__What is being asked__
Rewrite the lines from the one containing "stat-card-value: 1.5977 PiB" to the one containing "offline-button[interactable]: Offline xyxy=(218,96,305,125)", both included, as a numbered list with blank lines dropped.

__Data__

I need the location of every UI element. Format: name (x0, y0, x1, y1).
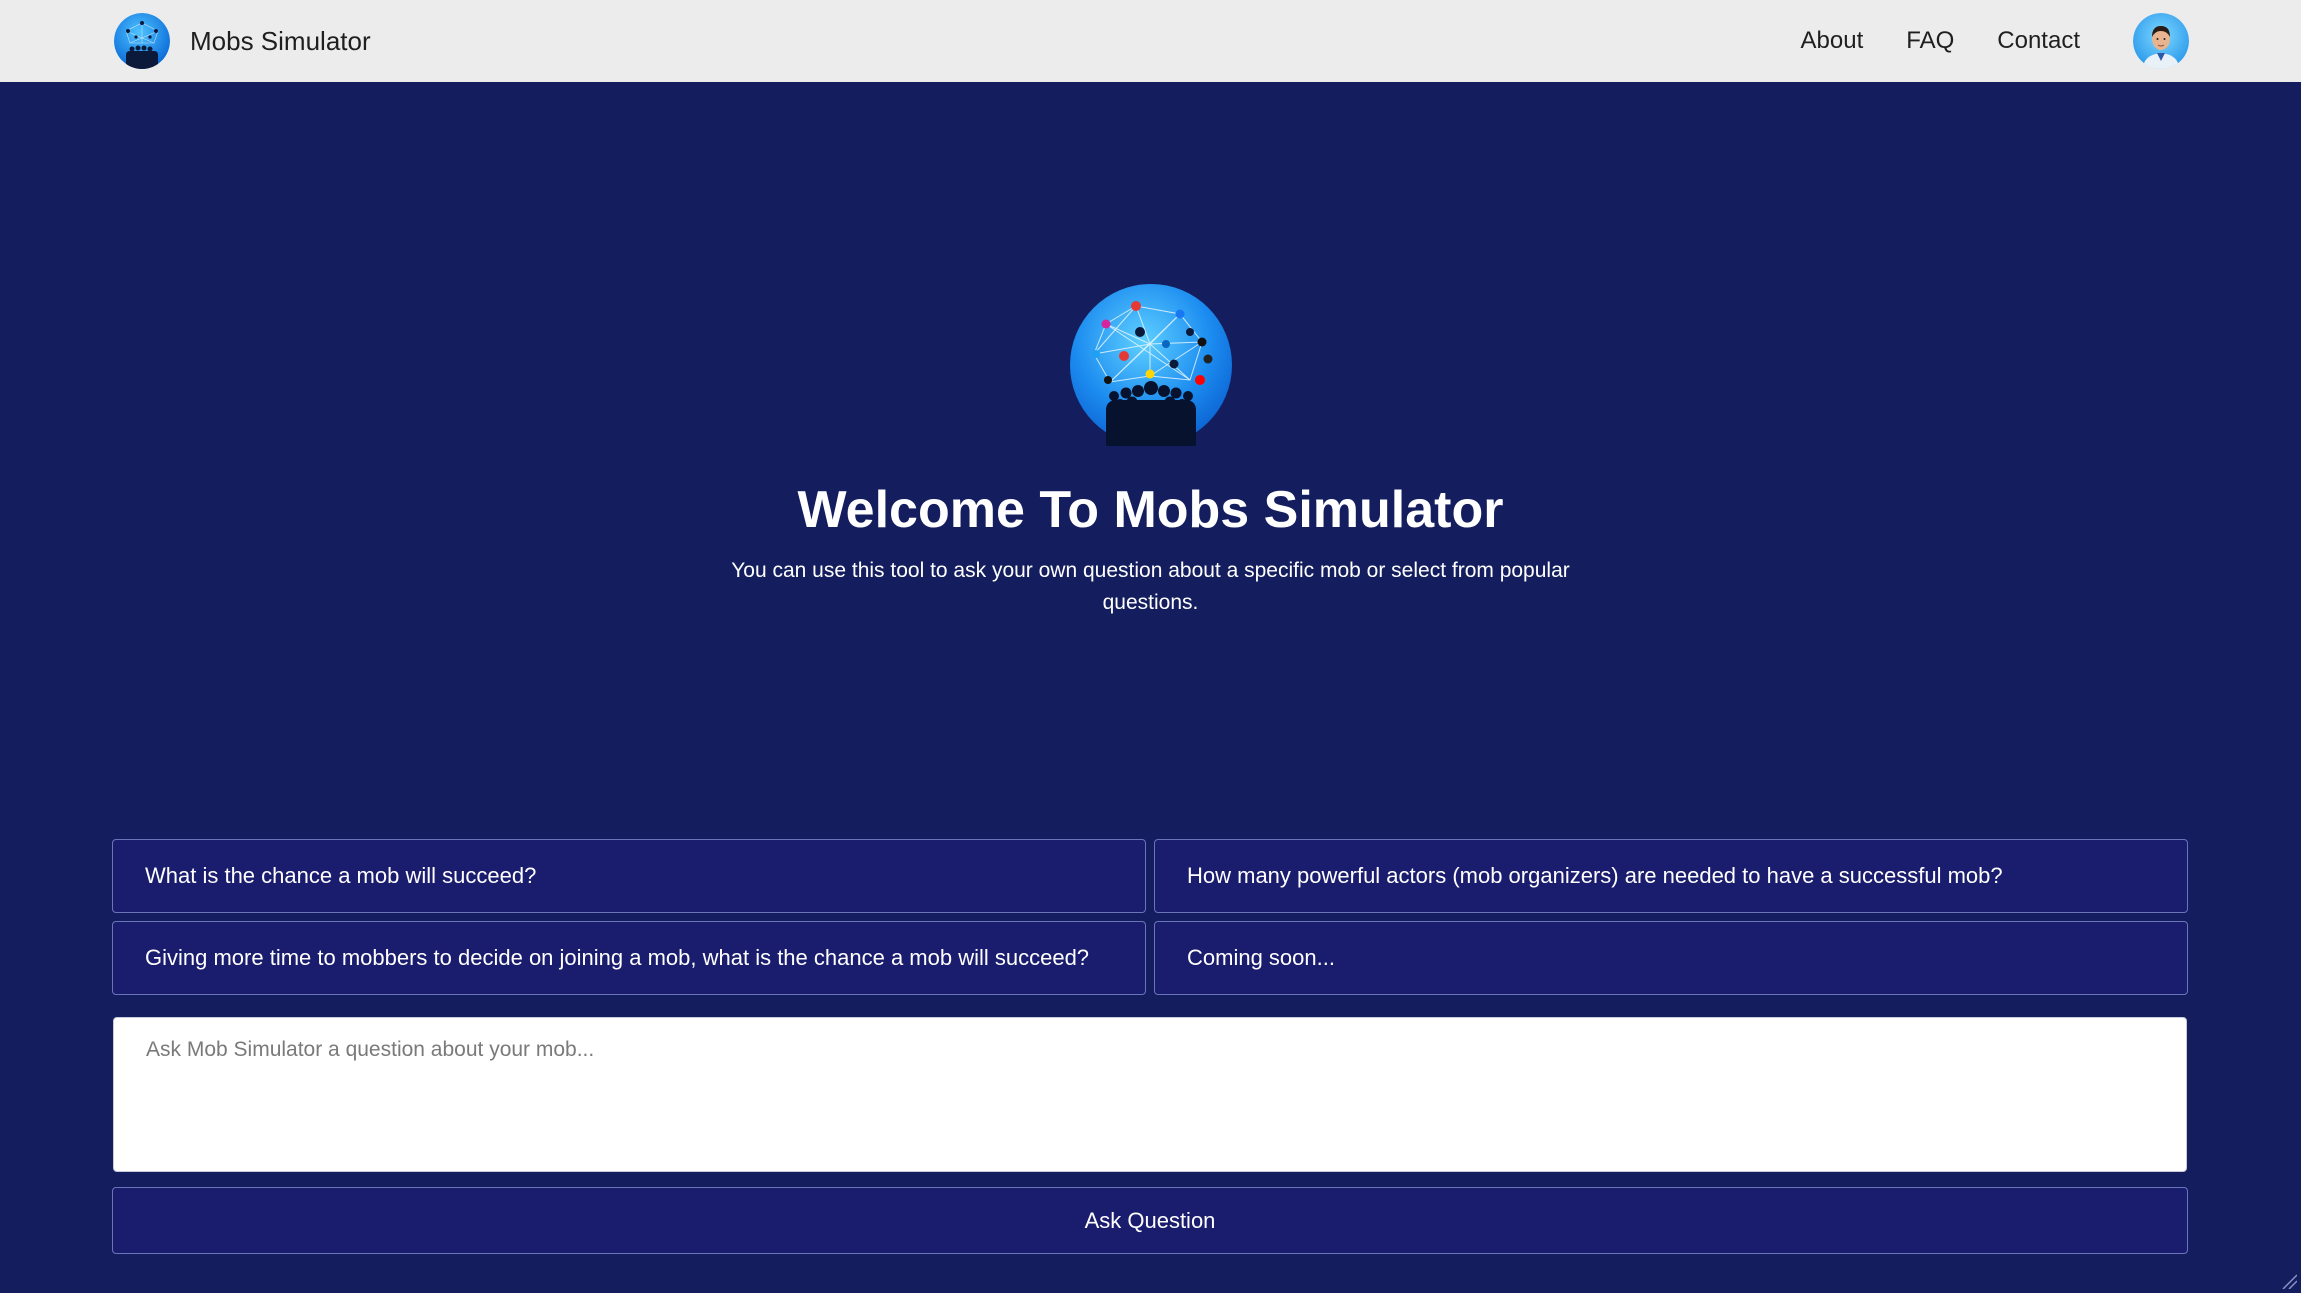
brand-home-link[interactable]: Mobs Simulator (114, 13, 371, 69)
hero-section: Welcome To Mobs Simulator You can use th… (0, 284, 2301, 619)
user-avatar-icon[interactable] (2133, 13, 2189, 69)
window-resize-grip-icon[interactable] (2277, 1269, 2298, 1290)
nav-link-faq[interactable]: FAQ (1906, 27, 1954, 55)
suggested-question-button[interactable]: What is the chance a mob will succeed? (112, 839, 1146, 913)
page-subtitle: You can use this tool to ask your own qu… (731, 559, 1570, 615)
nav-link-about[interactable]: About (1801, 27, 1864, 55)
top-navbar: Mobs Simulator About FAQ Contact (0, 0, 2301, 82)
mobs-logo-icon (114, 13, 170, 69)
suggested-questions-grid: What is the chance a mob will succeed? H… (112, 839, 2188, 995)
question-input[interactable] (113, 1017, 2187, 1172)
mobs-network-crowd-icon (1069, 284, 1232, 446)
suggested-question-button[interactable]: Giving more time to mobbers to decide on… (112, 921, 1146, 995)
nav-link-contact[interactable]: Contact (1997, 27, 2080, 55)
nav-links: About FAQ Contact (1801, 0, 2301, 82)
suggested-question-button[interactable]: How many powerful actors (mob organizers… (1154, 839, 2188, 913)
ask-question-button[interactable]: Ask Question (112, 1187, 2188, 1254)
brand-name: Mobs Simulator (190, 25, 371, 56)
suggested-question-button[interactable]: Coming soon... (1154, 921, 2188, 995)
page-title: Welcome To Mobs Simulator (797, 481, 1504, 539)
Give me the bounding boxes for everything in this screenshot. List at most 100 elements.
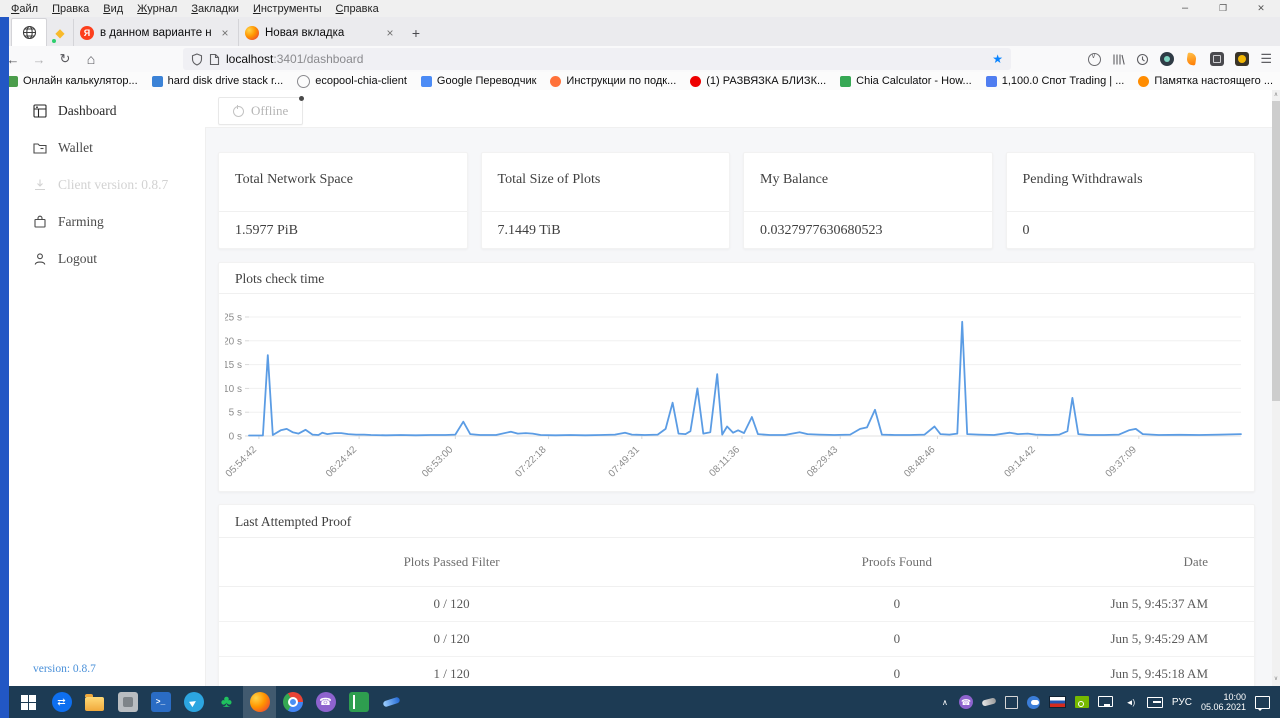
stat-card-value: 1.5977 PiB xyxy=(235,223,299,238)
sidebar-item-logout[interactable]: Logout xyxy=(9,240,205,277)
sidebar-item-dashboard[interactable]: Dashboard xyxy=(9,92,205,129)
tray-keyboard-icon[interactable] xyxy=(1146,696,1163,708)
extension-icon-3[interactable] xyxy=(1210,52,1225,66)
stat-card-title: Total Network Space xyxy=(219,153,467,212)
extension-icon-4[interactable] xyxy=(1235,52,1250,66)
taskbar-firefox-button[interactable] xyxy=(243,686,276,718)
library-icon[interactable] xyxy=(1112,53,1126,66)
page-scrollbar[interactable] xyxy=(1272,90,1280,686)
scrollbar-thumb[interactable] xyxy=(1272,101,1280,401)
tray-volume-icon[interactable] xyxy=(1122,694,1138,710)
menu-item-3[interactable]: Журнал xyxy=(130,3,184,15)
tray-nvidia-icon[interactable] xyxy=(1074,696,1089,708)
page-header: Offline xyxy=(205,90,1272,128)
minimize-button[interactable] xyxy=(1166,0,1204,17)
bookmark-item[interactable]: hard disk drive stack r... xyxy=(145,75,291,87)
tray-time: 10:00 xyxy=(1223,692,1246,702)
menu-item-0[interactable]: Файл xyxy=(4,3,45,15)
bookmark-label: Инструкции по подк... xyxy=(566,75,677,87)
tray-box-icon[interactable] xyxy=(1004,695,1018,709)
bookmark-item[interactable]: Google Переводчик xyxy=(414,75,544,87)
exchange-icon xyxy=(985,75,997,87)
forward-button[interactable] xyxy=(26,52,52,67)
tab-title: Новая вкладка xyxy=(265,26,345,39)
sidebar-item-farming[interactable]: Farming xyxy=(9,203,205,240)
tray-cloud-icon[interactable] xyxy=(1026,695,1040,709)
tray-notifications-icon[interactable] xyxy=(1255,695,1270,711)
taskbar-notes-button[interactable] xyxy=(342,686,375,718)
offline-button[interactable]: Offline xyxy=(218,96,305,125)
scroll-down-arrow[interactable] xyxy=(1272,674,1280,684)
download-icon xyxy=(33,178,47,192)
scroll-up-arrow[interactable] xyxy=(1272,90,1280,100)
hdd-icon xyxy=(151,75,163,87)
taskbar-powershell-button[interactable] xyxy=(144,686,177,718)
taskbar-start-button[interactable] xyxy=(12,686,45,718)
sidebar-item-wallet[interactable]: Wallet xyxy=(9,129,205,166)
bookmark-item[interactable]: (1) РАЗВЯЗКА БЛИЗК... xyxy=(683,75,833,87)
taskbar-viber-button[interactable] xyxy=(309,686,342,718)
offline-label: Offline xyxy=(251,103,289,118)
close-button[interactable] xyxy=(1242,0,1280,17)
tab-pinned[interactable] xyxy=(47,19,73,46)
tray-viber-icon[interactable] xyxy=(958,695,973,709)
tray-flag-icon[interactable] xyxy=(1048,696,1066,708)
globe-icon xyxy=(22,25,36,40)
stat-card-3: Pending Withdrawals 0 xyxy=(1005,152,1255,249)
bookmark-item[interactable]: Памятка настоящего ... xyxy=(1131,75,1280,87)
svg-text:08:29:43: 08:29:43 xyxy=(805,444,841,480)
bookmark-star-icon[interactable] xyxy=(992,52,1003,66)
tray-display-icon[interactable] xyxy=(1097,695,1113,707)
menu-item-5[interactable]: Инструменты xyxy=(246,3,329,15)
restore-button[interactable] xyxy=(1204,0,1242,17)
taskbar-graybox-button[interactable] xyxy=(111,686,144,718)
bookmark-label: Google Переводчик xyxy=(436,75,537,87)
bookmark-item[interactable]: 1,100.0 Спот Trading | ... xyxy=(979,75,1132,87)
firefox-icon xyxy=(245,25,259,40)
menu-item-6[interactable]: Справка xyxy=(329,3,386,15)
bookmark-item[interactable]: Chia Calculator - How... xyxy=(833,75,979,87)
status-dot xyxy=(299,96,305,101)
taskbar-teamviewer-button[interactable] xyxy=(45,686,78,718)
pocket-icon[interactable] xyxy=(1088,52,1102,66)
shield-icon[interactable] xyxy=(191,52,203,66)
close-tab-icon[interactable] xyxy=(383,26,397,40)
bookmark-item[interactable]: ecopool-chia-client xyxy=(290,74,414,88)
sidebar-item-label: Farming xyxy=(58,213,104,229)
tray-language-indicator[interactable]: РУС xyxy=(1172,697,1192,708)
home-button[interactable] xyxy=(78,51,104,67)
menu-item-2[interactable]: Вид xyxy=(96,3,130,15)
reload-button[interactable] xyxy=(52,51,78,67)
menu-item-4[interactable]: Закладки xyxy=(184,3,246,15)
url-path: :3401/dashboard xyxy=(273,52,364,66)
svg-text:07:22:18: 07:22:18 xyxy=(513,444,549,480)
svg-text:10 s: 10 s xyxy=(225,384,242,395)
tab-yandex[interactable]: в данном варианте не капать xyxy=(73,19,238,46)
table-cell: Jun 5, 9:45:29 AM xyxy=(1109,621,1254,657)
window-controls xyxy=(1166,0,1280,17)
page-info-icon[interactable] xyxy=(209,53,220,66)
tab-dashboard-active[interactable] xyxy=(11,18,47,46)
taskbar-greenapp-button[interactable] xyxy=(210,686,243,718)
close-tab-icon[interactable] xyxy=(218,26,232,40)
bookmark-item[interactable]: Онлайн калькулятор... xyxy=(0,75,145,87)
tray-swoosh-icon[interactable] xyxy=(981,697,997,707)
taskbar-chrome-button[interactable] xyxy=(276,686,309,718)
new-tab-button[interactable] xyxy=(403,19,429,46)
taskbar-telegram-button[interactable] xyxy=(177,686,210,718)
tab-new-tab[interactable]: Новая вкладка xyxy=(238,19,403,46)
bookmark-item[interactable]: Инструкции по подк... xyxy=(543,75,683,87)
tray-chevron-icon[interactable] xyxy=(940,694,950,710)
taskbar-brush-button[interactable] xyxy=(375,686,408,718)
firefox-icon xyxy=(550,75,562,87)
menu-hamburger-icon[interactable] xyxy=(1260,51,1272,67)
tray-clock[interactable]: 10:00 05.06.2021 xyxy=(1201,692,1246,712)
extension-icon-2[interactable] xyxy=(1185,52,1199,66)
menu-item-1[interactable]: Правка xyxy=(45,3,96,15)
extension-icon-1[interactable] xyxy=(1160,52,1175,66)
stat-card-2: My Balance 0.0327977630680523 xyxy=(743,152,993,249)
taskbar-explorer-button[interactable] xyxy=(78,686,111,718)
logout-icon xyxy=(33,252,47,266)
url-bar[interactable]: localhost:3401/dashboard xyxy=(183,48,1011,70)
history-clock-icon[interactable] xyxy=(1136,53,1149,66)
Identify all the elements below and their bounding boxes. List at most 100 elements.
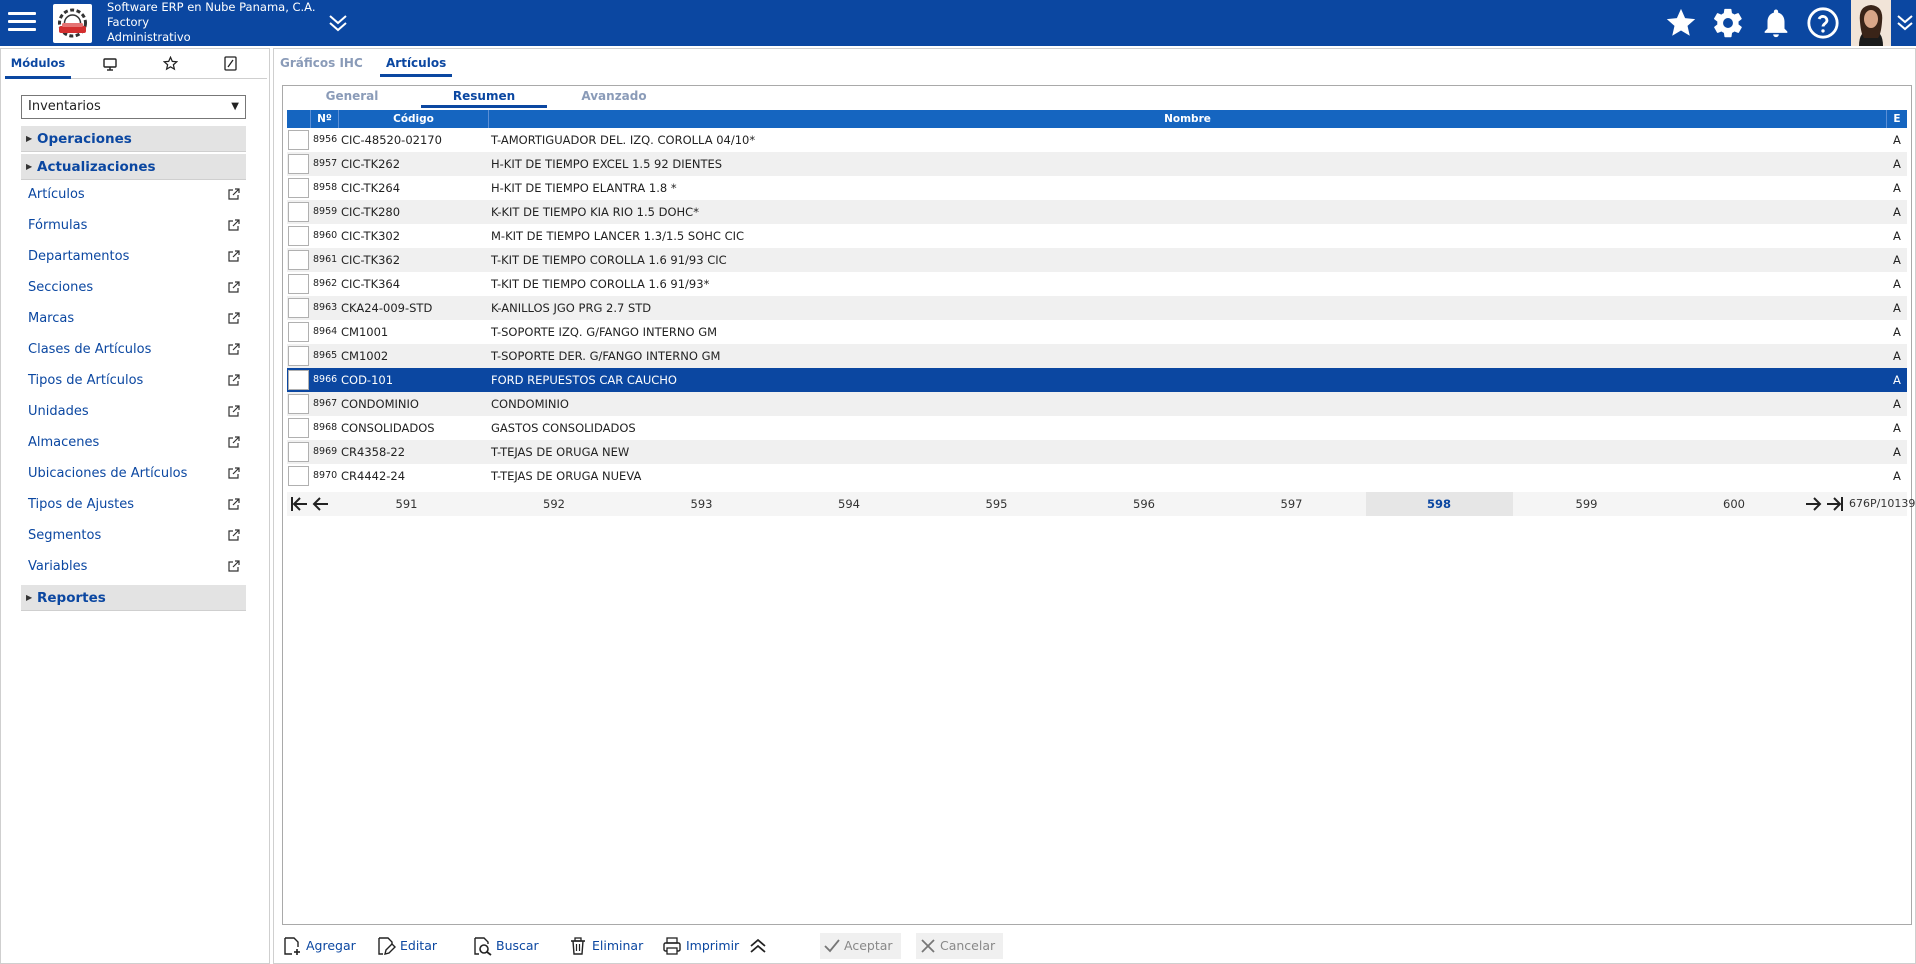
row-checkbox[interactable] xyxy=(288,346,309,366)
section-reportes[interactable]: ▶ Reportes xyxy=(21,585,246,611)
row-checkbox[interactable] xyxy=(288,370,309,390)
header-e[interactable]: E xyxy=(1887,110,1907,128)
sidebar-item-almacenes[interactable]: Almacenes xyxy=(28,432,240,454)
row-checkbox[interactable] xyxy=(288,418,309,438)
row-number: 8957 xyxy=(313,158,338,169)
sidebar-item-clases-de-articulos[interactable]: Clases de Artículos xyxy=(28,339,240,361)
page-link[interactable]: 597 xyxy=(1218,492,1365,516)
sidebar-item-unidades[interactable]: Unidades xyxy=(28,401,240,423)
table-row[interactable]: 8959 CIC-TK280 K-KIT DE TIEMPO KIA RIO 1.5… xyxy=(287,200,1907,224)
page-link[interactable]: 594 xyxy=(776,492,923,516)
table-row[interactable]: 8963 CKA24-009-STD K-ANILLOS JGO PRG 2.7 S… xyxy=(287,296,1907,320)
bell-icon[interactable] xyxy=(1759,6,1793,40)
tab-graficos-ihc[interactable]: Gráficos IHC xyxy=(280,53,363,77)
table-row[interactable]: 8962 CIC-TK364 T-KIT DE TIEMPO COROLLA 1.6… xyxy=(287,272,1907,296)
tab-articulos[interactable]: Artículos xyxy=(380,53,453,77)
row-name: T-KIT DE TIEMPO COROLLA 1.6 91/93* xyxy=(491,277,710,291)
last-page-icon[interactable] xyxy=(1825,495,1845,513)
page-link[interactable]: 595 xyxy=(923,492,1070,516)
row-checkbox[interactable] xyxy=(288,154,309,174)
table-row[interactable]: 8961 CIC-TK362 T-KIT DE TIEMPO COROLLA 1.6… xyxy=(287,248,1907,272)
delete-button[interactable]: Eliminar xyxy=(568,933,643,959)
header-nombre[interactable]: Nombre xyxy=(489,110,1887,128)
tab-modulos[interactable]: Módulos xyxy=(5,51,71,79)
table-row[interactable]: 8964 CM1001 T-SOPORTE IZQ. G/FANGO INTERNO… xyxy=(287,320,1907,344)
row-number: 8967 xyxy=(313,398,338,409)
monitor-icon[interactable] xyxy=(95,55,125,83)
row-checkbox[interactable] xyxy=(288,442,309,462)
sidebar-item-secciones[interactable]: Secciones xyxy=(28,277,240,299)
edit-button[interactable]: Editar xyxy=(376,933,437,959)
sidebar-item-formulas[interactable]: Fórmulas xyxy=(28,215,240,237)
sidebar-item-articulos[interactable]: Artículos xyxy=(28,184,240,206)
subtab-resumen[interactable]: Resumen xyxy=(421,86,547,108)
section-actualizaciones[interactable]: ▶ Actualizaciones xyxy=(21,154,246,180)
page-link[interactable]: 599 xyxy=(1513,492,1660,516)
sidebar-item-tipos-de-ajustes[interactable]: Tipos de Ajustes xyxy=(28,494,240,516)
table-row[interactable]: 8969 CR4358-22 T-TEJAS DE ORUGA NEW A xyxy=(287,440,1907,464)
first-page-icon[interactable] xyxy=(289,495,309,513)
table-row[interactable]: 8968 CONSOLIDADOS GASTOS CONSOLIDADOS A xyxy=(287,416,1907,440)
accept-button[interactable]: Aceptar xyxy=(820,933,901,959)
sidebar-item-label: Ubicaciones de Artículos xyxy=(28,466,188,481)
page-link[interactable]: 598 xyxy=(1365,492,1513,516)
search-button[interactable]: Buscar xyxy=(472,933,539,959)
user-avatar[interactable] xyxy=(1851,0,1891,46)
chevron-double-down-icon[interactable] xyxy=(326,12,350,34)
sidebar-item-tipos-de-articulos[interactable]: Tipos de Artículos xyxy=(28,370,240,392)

__Answer to the problem__
1. stat-card-value: 1.5977 PiB xyxy=(235,223,299,238)
2. sidebar-item-logout[interactable]: Logout xyxy=(9,240,205,277)
3. sidebar-item-dashboard[interactable]: Dashboard xyxy=(9,92,205,129)
4. tray-keyboard-icon[interactable] xyxy=(1146,696,1163,708)
5. extension-icon-3[interactable] xyxy=(1210,52,1225,66)
6. stat-card-title: Total Network Space xyxy=(219,153,467,212)
7. extension-icon-4[interactable] xyxy=(1235,52,1250,66)
8. taskbar-firefox-button[interactable] xyxy=(243,686,276,718)
9. library-icon[interactable] xyxy=(1112,53,1126,66)
10. page-scrollbar[interactable] xyxy=(1272,90,1280,686)
11. scrollbar-thumb[interactable] xyxy=(1272,101,1280,401)
12. tray-volume-icon[interactable] xyxy=(1122,694,1138,710)
13. menu-item-3[interactable]: Журнал xyxy=(130,3,184,15)
14. tray-nvidia-icon[interactable] xyxy=(1074,696,1089,708)
15. page-header: Offline xyxy=(205,90,1272,128)
16. minimize-button[interactable] xyxy=(1166,0,1204,17)
17. bookmark-item[interactable]: hard disk drive stack r... xyxy=(145,75,291,87)
18. tray-time: 10:00 xyxy=(1223,692,1246,702)
19. menu-item-0[interactable]: Файл xyxy=(4,3,45,15)
20. bookmark-label: Инструкции по подк... xyxy=(566,75,677,87)
21. tray-box-icon[interactable] xyxy=(1004,695,1018,709)
22. bookmark-item[interactable]: Google Переводчик xyxy=(414,75,544,87)
23. exchange-icon xyxy=(985,75,997,87)
24. forward-button[interactable] xyxy=(26,52,52,67)
25. tab-title: Новая вкладка xyxy=(265,26,345,39)
26. sidebar-item-farming[interactable]: Farming xyxy=(9,203,205,240)
27. tray-cloud-icon[interactable] xyxy=(1026,695,1040,709)
28. tray-notifications-icon[interactable] xyxy=(1255,695,1270,711)
29. taskbar-notes-button[interactable] xyxy=(342,686,375,718)
30. offline-button[interactable]: Offline xyxy=(218,96,305,125)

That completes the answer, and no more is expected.